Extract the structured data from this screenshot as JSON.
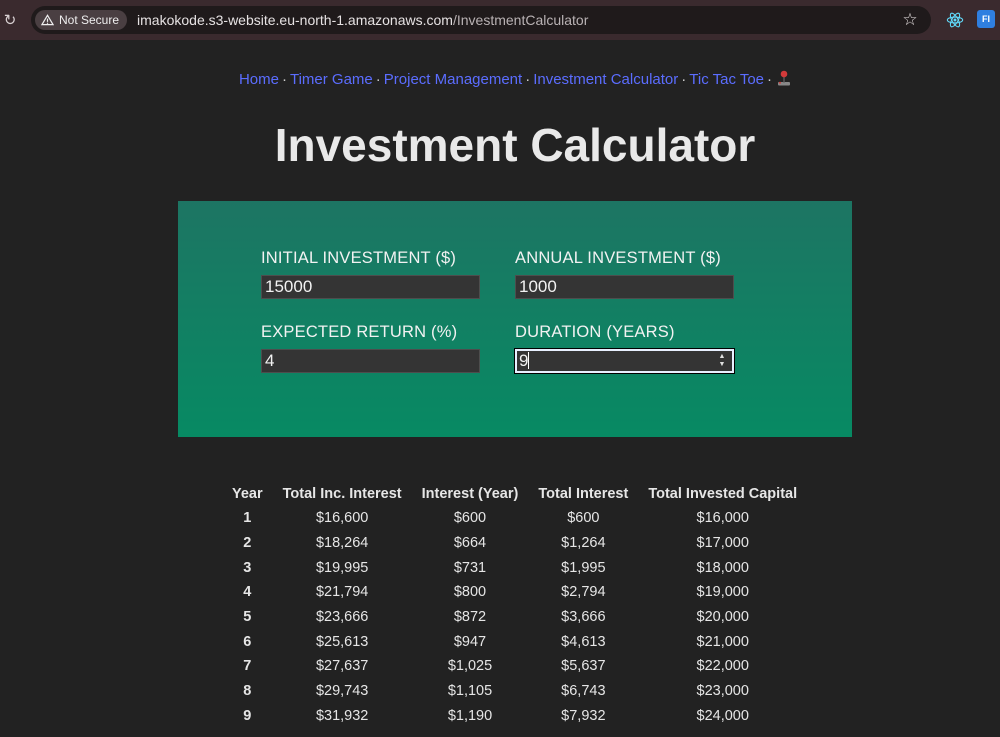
{
  "browser": {
    "security_label": "Not Secure",
    "url_host": "imakokode.s3-website.eu-north-1.amazonaws.com",
    "url_path": "/InvestmentCalculator",
    "extension_label": "FI"
  },
  "nav": {
    "links": [
      "Home",
      "Timer Game",
      "Project Management",
      "Investment Calculator",
      "Tic Tac Toe"
    ],
    "separator": "·",
    "trailing_icon": "joystick-icon"
  },
  "page_title": "Investment Calculator",
  "inputs": {
    "initial_investment": {
      "label": "INITIAL INVESTMENT ($)",
      "value": "15000"
    },
    "annual_investment": {
      "label": "ANNUAL INVESTMENT ($)",
      "value": "1000"
    },
    "expected_return": {
      "label": "EXPECTED RETURN (%)",
      "value": "4"
    },
    "duration": {
      "label": "DURATION (YEARS)",
      "value": "9"
    }
  },
  "table": {
    "headers": [
      "Year",
      "Total Inc. Interest",
      "Interest (Year)",
      "Total Interest",
      "Total Invested Capital"
    ],
    "rows": [
      [
        "1",
        "$16,600",
        "$600",
        "$600",
        "$16,000"
      ],
      [
        "2",
        "$18,264",
        "$664",
        "$1,264",
        "$17,000"
      ],
      [
        "3",
        "$19,995",
        "$731",
        "$1,995",
        "$18,000"
      ],
      [
        "4",
        "$21,794",
        "$800",
        "$2,794",
        "$19,000"
      ],
      [
        "5",
        "$23,666",
        "$872",
        "$3,666",
        "$20,000"
      ],
      [
        "6",
        "$25,613",
        "$947",
        "$4,613",
        "$21,000"
      ],
      [
        "7",
        "$27,637",
        "$1,025",
        "$5,637",
        "$22,000"
      ],
      [
        "8",
        "$29,743",
        "$1,105",
        "$6,743",
        "$23,000"
      ],
      [
        "9",
        "$31,932",
        "$1,190",
        "$7,932",
        "$24,000"
      ]
    ]
  },
  "colors": {
    "background": "#222222",
    "panel_top": "#1d7563",
    "panel_bottom": "#078a63",
    "link": "#5b6dff"
  }
}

..............................

» TASK OBJECTIVE
In the listing above, how many lines include the word "Interest"? Answer with the number and nothing more.

» ANSWER
3